** Begin DATA SECTION **
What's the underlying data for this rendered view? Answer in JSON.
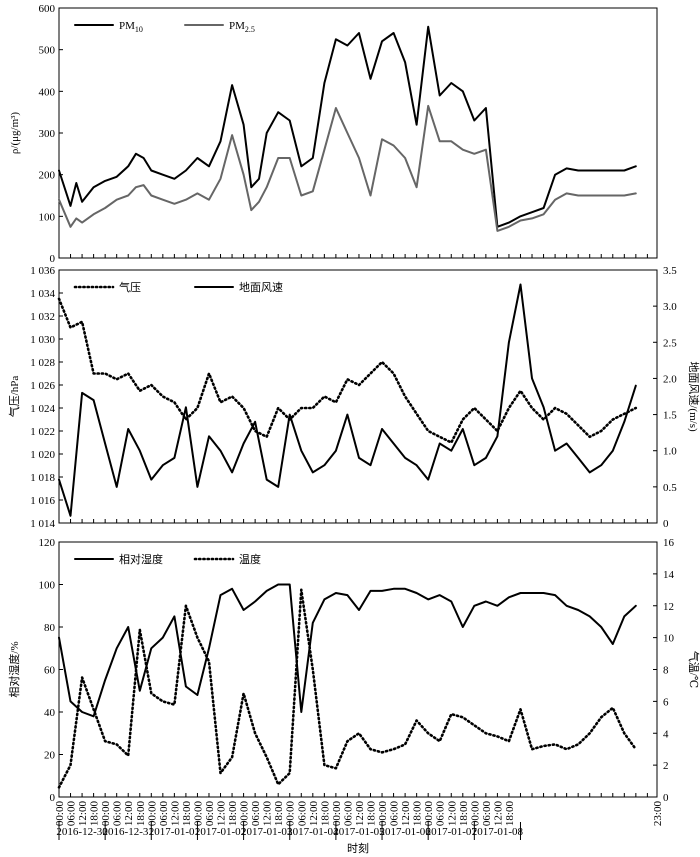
{
  "chart_data": [
    {
      "type": "line",
      "title": "",
      "xlabel": "",
      "ylabel": "ρ/(μg/m³)",
      "ylim": [
        0,
        600
      ],
      "yticks": [
        "0",
        "100",
        "200",
        "300",
        "400",
        "500",
        "600"
      ],
      "legend_position": "top-left",
      "grid": false,
      "x_hours": [
        0,
        6,
        9,
        12,
        18,
        24,
        30,
        36,
        40,
        44,
        48,
        54,
        60,
        66,
        72,
        78,
        84,
        90,
        96,
        100,
        104,
        108,
        114,
        120,
        126,
        132,
        138,
        144,
        150,
        156,
        162,
        168,
        174,
        180,
        186,
        192,
        198,
        204,
        210,
        216,
        222,
        228,
        234,
        240,
        246,
        252,
        258,
        264,
        270,
        276,
        282,
        288,
        294,
        300
      ],
      "series": [
        {
          "name": "PM10",
          "style": "solid-black",
          "values": [
            210,
            125,
            180,
            135,
            170,
            185,
            195,
            220,
            250,
            240,
            210,
            200,
            190,
            210,
            240,
            220,
            280,
            415,
            320,
            170,
            190,
            300,
            350,
            330,
            220,
            240,
            420,
            525,
            510,
            540,
            430,
            520,
            540,
            470,
            320,
            555,
            390,
            420,
            400,
            330,
            360,
            75,
            85,
            100,
            110,
            120,
            200,
            215,
            210,
            210,
            210,
            210,
            210,
            220
          ]
        },
        {
          "name": "PM2.5",
          "style": "solid-gray",
          "values": [
            140,
            75,
            95,
            85,
            105,
            120,
            140,
            150,
            170,
            175,
            150,
            140,
            130,
            140,
            155,
            140,
            190,
            295,
            200,
            115,
            135,
            170,
            240,
            240,
            150,
            160,
            260,
            360,
            300,
            240,
            150,
            285,
            270,
            240,
            170,
            365,
            280,
            280,
            260,
            250,
            260,
            65,
            75,
            90,
            95,
            105,
            140,
            155,
            150,
            150,
            150,
            150,
            150,
            155
          ]
        }
      ]
    },
    {
      "type": "line",
      "title": "",
      "ylabel": "气压/hPa",
      "y2label": "地面风速/(m/s)",
      "ylim": [
        1014,
        1036
      ],
      "y2lim": [
        0,
        3.5
      ],
      "yticks": [
        "1 014",
        "1 016",
        "1 018",
        "1 020",
        "1 022",
        "1 024",
        "1 026",
        "1 028",
        "1 030",
        "1 032",
        "1 034",
        "1 036"
      ],
      "y2ticks": [
        "0",
        "0.5",
        "1.0",
        "1.5",
        "2.0",
        "2.5",
        "3.0",
        "3.5"
      ],
      "legend_position": "top-left",
      "grid": false,
      "x_hours": [
        0,
        6,
        12,
        18,
        24,
        30,
        36,
        42,
        48,
        54,
        60,
        66,
        72,
        78,
        84,
        90,
        96,
        102,
        108,
        114,
        120,
        126,
        132,
        138,
        144,
        150,
        156,
        162,
        168,
        174,
        180,
        186,
        192,
        198,
        204,
        210,
        216,
        222,
        228,
        234,
        240,
        246,
        252,
        258,
        264,
        270,
        276,
        282,
        288,
        294,
        300
      ],
      "series": [
        {
          "name": "气压",
          "axis": "left",
          "style": "dotted-black",
          "values": [
            1033.5,
            1031,
            1031.5,
            1027,
            1027,
            1026.5,
            1027,
            1025.5,
            1026,
            1025,
            1024.5,
            1023,
            1024,
            1027,
            1024.5,
            1025,
            1024,
            1022,
            1021.5,
            1024,
            1023,
            1024,
            1024,
            1025,
            1024.5,
            1026.5,
            1026,
            1027,
            1028,
            1027,
            1025,
            1023.5,
            1022,
            1021.5,
            1021,
            1023,
            1024,
            1023,
            1022,
            1024,
            1025.5,
            1024,
            1023,
            1024,
            1023.5,
            1022.5,
            1021.5,
            1022,
            1023,
            1023.5,
            1024
          ]
        },
        {
          "name": "地面风速",
          "axis": "right",
          "style": "solid-black",
          "values": [
            0.6,
            0.1,
            1.8,
            1.7,
            1.1,
            0.5,
            1.3,
            1.0,
            0.6,
            0.8,
            0.9,
            1.6,
            0.5,
            1.2,
            1.0,
            0.7,
            1.1,
            1.4,
            0.6,
            0.5,
            1.5,
            1.0,
            0.7,
            0.8,
            1.0,
            1.5,
            0.9,
            0.8,
            1.3,
            1.1,
            0.9,
            0.8,
            0.6,
            1.1,
            1.0,
            1.3,
            0.8,
            0.9,
            1.2,
            2.5,
            3.3,
            2.0,
            1.6,
            1.0,
            1.1,
            0.9,
            0.7,
            0.8,
            1.0,
            1.4,
            1.9
          ]
        }
      ]
    },
    {
      "type": "line",
      "title": "",
      "xlabel": "时刻",
      "ylabel": "相对湿度/%",
      "y2label": "气温/℃",
      "ylim": [
        0,
        120
      ],
      "y2lim": [
        0,
        16
      ],
      "yticks": [
        "0",
        "20",
        "40",
        "60",
        "80",
        "100",
        "120"
      ],
      "y2ticks": [
        "0",
        "2",
        "4",
        "6",
        "8",
        "10",
        "12",
        "14",
        "16"
      ],
      "legend_position": "top-left",
      "grid": false,
      "x_hours": [
        0,
        6,
        12,
        18,
        24,
        30,
        36,
        42,
        48,
        54,
        60,
        66,
        72,
        78,
        84,
        90,
        96,
        102,
        108,
        114,
        120,
        126,
        132,
        138,
        144,
        150,
        156,
        162,
        168,
        174,
        180,
        186,
        192,
        198,
        204,
        210,
        216,
        222,
        228,
        234,
        240,
        246,
        252,
        258,
        264,
        270,
        276,
        282,
        288,
        294,
        300
      ],
      "series": [
        {
          "name": "相对湿度",
          "axis": "left",
          "style": "solid-black",
          "values": [
            75,
            45,
            40,
            38,
            55,
            70,
            80,
            50,
            70,
            75,
            85,
            52,
            48,
            70,
            95,
            98,
            88,
            92,
            97,
            100,
            100,
            40,
            82,
            93,
            96,
            95,
            88,
            97,
            97,
            98,
            98,
            96,
            93,
            95,
            92,
            80,
            90,
            92,
            90,
            94,
            96,
            96,
            96,
            95,
            90,
            88,
            85,
            80,
            72,
            85,
            90
          ]
        },
        {
          "name": "温度",
          "axis": "right",
          "style": "dotted-black",
          "values": [
            0.6,
            2.0,
            7.5,
            5.5,
            3.5,
            3.3,
            2.6,
            10.5,
            6.5,
            6.0,
            5.8,
            12.0,
            10.0,
            8.5,
            1.5,
            2.5,
            6.5,
            4.0,
            2.5,
            0.8,
            1.5,
            13.0,
            8.0,
            2.0,
            1.8,
            3.5,
            4.0,
            3.0,
            2.8,
            3.0,
            3.3,
            4.8,
            4.0,
            3.5,
            5.2,
            5.0,
            4.5,
            4.0,
            3.8,
            3.5,
            5.5,
            3.0,
            3.2,
            3.3,
            3.0,
            3.3,
            4.0,
            5.0,
            5.6,
            4.0,
            3.0
          ]
        }
      ]
    }
  ],
  "x_axis": {
    "tick_labels": [
      "00:00",
      "06:00",
      "12:00",
      "18:00",
      "00:00",
      "06:00",
      "12:00",
      "18:00",
      "00:00",
      "06:00",
      "12:00",
      "18:00",
      "00:00",
      "06:00",
      "12:00",
      "18:00",
      "00:00",
      "06:00",
      "12:00",
      "18:00",
      "00:00",
      "06:00",
      "12:00",
      "18:00",
      "00:00",
      "06:00",
      "12:00",
      "18:00",
      "00:00",
      "06:00",
      "12:00",
      "18:00",
      "00:00",
      "06:00",
      "12:00",
      "18:00",
      "00:00",
      "06:00",
      "12:00",
      "18:00",
      "23:00"
    ],
    "date_labels": [
      "2016-12-30",
      "2016-12-31",
      "2017-01-01",
      "2017-01-02",
      "2017-01-03",
      "2017-01-04",
      "2017-01-05",
      "2017-01-06",
      "2017-01-07",
      "2017-01-08"
    ],
    "title": "时刻"
  }
}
** End DATA SECTION **
PROBLEM DESCRIPTION
Identify the lines of the data that contain the word "name". Copy each of them.

EXERCISE SOLUTION
          "name": "PM10",
          "name": "PM2.5",
          "name": "气压",
          "name": "地面风速",
          "name": "相对湿度",
          "name": "温度",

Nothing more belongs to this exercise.